* _Set task_
Return each line of the data below verbatim; pictures are to be left out.

* _Data shown_
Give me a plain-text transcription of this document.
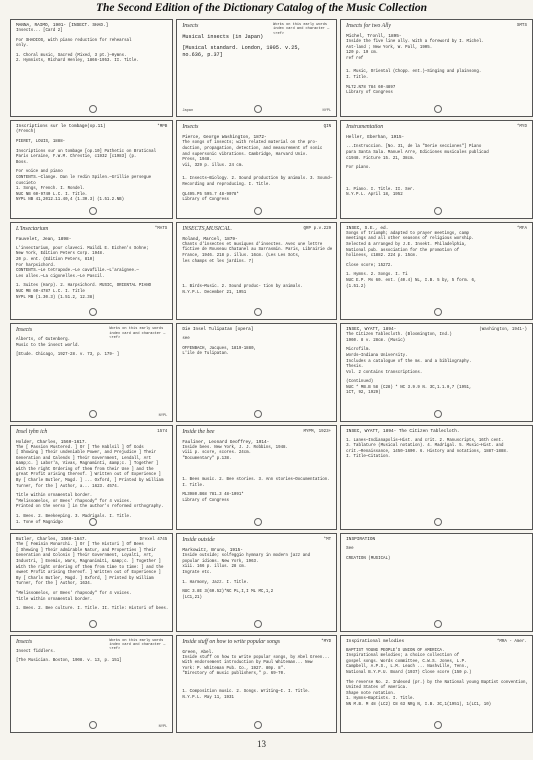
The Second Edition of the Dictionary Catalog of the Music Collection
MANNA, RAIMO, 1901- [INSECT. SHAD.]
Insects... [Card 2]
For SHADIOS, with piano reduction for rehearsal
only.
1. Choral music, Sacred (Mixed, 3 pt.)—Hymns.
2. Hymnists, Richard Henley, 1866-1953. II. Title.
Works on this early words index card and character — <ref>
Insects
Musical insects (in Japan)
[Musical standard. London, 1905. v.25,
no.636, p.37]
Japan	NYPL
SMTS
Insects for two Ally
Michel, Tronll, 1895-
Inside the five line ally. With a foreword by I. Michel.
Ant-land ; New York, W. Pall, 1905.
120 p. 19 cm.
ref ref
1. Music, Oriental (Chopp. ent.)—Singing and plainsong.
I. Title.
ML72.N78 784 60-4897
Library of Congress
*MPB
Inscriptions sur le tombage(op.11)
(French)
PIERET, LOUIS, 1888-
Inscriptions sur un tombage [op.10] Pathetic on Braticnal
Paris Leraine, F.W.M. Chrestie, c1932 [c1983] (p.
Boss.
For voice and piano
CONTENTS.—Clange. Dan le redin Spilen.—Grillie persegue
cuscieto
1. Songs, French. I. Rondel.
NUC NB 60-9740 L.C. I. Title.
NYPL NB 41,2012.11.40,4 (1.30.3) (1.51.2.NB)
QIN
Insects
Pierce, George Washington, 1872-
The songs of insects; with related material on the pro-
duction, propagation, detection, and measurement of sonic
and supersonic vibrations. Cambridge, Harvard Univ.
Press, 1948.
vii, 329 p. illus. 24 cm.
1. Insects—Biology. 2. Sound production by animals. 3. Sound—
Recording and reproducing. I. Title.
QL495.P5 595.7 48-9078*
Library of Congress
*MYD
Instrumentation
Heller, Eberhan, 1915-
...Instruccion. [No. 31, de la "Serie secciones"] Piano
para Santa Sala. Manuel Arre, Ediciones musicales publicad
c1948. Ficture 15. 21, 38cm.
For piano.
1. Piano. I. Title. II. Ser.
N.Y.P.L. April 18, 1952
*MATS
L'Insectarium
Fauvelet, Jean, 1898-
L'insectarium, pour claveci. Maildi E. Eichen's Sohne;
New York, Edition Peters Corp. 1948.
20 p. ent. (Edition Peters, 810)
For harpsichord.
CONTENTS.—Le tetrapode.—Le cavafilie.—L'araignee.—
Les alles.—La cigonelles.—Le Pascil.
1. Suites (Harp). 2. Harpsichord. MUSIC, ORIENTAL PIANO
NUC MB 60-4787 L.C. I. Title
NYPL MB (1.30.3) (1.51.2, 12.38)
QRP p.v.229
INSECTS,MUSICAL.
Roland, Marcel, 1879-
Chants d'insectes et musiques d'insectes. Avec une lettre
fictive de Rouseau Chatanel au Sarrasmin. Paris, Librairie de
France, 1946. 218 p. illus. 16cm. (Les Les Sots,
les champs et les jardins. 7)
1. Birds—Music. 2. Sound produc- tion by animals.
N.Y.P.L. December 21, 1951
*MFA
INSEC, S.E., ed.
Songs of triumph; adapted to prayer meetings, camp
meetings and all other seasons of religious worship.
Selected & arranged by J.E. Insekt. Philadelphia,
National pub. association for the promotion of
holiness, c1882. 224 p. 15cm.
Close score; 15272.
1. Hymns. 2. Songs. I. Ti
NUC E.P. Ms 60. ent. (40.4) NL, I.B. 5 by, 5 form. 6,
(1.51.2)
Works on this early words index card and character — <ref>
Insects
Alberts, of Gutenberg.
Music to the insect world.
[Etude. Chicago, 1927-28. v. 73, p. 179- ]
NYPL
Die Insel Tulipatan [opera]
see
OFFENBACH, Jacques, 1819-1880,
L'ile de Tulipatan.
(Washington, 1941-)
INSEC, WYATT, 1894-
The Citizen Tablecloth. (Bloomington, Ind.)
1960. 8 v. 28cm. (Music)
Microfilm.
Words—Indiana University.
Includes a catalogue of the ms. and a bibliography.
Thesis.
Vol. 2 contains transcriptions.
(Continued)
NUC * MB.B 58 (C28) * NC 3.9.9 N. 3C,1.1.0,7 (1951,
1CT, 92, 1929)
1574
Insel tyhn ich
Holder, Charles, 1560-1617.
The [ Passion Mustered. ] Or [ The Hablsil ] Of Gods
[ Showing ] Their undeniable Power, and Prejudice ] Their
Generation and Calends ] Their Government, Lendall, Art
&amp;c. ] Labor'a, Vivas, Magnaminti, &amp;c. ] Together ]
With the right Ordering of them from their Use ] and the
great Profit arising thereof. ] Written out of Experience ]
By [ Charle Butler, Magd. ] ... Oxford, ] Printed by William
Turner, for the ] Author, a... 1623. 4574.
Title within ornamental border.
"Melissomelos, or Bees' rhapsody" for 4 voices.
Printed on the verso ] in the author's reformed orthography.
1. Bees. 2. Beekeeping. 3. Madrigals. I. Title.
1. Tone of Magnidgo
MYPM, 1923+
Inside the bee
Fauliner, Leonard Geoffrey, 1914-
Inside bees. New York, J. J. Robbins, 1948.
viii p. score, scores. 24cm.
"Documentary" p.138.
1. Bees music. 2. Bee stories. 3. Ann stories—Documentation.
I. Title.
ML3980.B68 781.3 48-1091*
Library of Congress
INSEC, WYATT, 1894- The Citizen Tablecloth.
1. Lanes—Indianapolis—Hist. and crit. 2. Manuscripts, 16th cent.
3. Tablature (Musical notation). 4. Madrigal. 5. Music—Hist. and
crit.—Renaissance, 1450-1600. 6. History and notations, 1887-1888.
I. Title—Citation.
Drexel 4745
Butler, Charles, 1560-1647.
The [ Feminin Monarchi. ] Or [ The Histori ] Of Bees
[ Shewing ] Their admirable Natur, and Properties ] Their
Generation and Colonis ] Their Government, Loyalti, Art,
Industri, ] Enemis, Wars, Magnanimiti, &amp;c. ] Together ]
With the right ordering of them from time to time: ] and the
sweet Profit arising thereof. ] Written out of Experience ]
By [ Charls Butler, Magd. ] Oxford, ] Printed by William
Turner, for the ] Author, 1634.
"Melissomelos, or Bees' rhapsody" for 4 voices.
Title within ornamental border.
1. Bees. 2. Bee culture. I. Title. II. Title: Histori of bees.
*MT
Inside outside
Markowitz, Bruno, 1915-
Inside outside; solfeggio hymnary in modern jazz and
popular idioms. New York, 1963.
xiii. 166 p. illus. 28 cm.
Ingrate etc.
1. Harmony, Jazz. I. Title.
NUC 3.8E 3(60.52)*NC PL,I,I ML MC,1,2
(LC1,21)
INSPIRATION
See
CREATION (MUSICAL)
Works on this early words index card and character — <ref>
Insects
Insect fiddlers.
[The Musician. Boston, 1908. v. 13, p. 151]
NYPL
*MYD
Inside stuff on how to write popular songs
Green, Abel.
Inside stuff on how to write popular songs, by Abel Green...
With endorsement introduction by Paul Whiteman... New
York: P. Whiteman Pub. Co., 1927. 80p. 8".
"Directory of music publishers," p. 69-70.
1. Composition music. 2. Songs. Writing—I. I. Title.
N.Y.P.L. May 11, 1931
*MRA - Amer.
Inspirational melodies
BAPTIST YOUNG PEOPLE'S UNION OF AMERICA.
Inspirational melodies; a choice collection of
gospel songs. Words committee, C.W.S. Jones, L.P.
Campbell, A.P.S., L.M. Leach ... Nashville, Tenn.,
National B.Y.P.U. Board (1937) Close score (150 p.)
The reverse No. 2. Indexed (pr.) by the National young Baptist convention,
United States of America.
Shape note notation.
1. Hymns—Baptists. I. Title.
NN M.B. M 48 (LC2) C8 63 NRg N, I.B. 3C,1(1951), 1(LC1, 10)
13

* _Answer for this exercise_
Give me a plain-text transcription of this document.
The Second Edition of the Dictionary Catalog of the Music Collection
MANNA, RAIMO, 1901- [INSECT. SHAD.]
Insects... [Card 2]
For SHADIOS, with piano reduction for rehearsal
only.
1. Choral music, Sacred (Mixed, 3 pt.)—Hymns.
2. Hymnists, Richard Henley, 1866-1953. II. Title.
Works on this early words index card and character — <ref>
Insects
Musical insects (in Japan)
[Musical standard. London, 1905. v.25,
no.636, p.37]
Japan	NYPL
SMTS
Insects for two Ally
Michel, Tronll, 1895-
Inside the five line ally. With a foreword by I. Michel.
Ant-land ; New York, W. Pall, 1905.
120 p. 19 cm.
ref ref
1. Music, Oriental (Chopp. ent.)—Singing and plainsong.
I. Title.
ML72.N78 784 60-4897
Library of Congress
*MPB
Inscriptions sur le tombage(op.11)
(French)
PIERET, LOUIS, 1888-
Inscriptions sur un tombage [op.10] Pathetic on Braticnal
Paris Leraine, F.W.M. Chrestie, c1932 [c1983] (p.
Boss.
For voice and piano
CONTENTS.—Clange. Dan le redin Spilen.—Grillie persegue
cuscieto
1. Songs, French. I. Rondel.
NUC NB 60-9740 L.C. I. Title.
NYPL NB 41,2012.11.40,4 (1.30.3) (1.51.2.NB)
QIN
Insects
Pierce, George Washington, 1872-
The songs of insects; with related material on the pro-
duction, propagation, detection, and measurement of sonic
and supersonic vibrations. Cambridge, Harvard Univ.
Press, 1948.
vii, 329 p. illus. 24 cm.
1. Insects—Biology. 2. Sound production by animals. 3. Sound—
Recording and reproducing. I. Title.
QL495.P5 595.7 48-9078*
Library of Congress
*MYD
Instrumentation
Heller, Eberhan, 1915-
...Instruccion. [No. 31, de la "Serie secciones"] Piano
para Santa Sala. Manuel Arre, Ediciones musicales publicad
c1948. Ficture 15. 21, 38cm.
For piano.
1. Piano. I. Title. II. Ser.
N.Y.P.L. April 18, 1952
*MATS
L'Insectarium
Fauvelet, Jean, 1898-
L'insectarium, pour claveci. Maildi E. Eichen's Sohne;
New York, Edition Peters Corp. 1948.
20 p. ent. (Edition Peters, 810)
For harpsichord.
CONTENTS.—Le tetrapode.—Le cavafilie.—L'araignee.—
Les alles.—La cigonelles.—Le Pascil.
1. Suites (Harp). 2. Harpsichord. MUSIC, ORIENTAL PIANO
NUC MB 60-4787 L.C. I. Title
NYPL MB (1.30.3) (1.51.2, 12.38)
QRP p.v.229
INSECTS,MUSICAL.
Roland, Marcel, 1879-
Chants d'insectes et musiques d'insectes. Avec une lettre
fictive de Rouseau Chatanel au Sarrasmin. Paris, Librairie de
France, 1946. 218 p. illus. 16cm. (Les Les Sots,
les champs et les jardins. 7)
1. Birds—Music. 2. Sound produc- tion by animals.
N.Y.P.L. December 21, 1951
*MFA
INSEC, S.E., ed.
Songs of triumph; adapted to prayer meetings, camp
meetings and all other seasons of religious worship.
Selected & arranged by J.E. Insekt. Philadelphia,
National pub. association for the promotion of
holiness, c1882. 224 p. 15cm.
Close score; 15272.
1. Hymns. 2. Songs. I. Ti
NUC E.P. Ms 60. ent. (40.4) NL, I.B. 5 by, 5 form. 6,
(1.51.2)
Works on this early words index card and character — <ref>
Insects
Alberts, of Gutenberg.
Music to the insect world.
[Etude. Chicago, 1927-28. v. 73, p. 179- ]
NYPL
Die Insel Tulipatan [opera]
see
OFFENBACH, Jacques, 1819-1880,
L'ile de Tulipatan.
(Washington, 1941-)
INSEC, WYATT, 1894-
The Citizen Tablecloth. (Bloomington, Ind.)
1960. 8 v. 28cm. (Music)
Microfilm.
Words—Indiana University.
Includes a catalogue of the ms. and a bibliography.
Thesis.
Vol. 2 contains transcriptions.
(Continued)
NUC * MB.B 58 (C28) * NC 3.9.9 N. 3C,1.1.0,7 (1951,
1CT, 92, 1929)
1574
Insel tyhn ich
Holder, Charles, 1560-1617.
The [ Passion Mustered. ] Or [ The Hablsil ] Of Gods
[ Showing ] Their undeniable Power, and Prejudice ] Their
Generation and Calends ] Their Government, Lendall, Art
&amp;c. ] Labor'a, Vivas, Magnaminti, &amp;c. ] Together ]
With the right Ordering of them from their Use ] and the
great Profit arising thereof. ] Written out of Experience ]
By [ Charle Butler, Magd. ] ... Oxford, ] Printed by William
Turner, for the ] Author, a... 1623. 4574.
Title within ornamental border.
"Melissomelos, or Bees' rhapsody" for 4 voices.
Printed on the verso ] in the author's reformed orthography.
1. Bees. 2. Beekeeping. 3. Madrigals. I. Title.
1. Tone of Magnidgo
MYPM, 1923+
Inside the bee
Fauliner, Leonard Geoffrey, 1914-
Inside bees. New York, J. J. Robbins, 1948.
viii p. score, scores. 24cm.
"Documentary" p.138.
1. Bees music. 2. Bee stories. 3. Ann stories—Documentation.
I. Title.
ML3980.B68 781.3 48-1091*
Library of Congress
INSEC, WYATT, 1894- The Citizen Tablecloth.
1. Lanes—Indianapolis—Hist. and crit. 2. Manuscripts, 16th cent.
3. Tablature (Musical notation). 4. Madrigal. 5. Music—Hist. and
crit.—Renaissance, 1450-1600. 6. History and notations, 1887-1888.
I. Title—Citation.
Drexel 4745
Butler, Charles, 1560-1647.
The [ Feminin Monarchi. ] Or [ The Histori ] Of Bees
[ Shewing ] Their admirable Natur, and Properties ] Their
Generation and Colonis ] Their Government, Loyalti, Art,
Industri, ] Enemis, Wars, Magnanimiti, &amp;c. ] Together ]
With the right ordering of them from time to time: ] and the
sweet Profit arising thereof. ] Written out of Experience ]
By [ Charls Butler, Magd. ] Oxford, ] Printed by William
Turner, for the ] Author, 1634.
"Melissomelos, or Bees' rhapsody" for 4 voices.
Title within ornamental border.
1. Bees. 2. Bee culture. I. Title. II. Title: Histori of bees.
*MT
Inside outside
Markowitz, Bruno, 1915-
Inside outside; solfeggio hymnary in modern jazz and
popular idioms. New York, 1963.
xiii. 166 p. illus. 28 cm.
Ingrate etc.
1. Harmony, Jazz. I. Title.
NUC 3.8E 3(60.52)*NC PL,I,I ML MC,1,2
(LC1,21)
INSPIRATION
See
CREATION (MUSICAL)
Works on this early words index card and character — <ref>
Insects
Insect fiddlers.
[The Musician. Boston, 1908. v. 13, p. 151]
NYPL
*MYD
Inside stuff on how to write popular songs
Green, Abel.
Inside stuff on how to write popular songs, by Abel Green...
With endorsement introduction by Paul Whiteman... New
York: P. Whiteman Pub. Co., 1927. 80p. 8".
"Directory of music publishers," p. 69-70.
1. Composition music. 2. Songs. Writing—I. I. Title.
N.Y.P.L. May 11, 1931
*MRA - Amer.
Inspirational melodies
BAPTIST YOUNG PEOPLE'S UNION OF AMERICA.
Inspirational melodies; a choice collection of
gospel songs. Words committee, C.W.S. Jones, L.P.
Campbell, A.P.S., L.M. Leach ... Nashville, Tenn.,
National B.Y.P.U. Board (1937) Close score (150 p.)
The reverse No. 2. Indexed (pr.) by the National young Baptist convention,
United States of America.
Shape note notation.
1. Hymns—Baptists. I. Title.
NN M.B. M 48 (LC2) C8 63 NRg N, I.B. 3C,1(1951), 1(LC1, 10)
13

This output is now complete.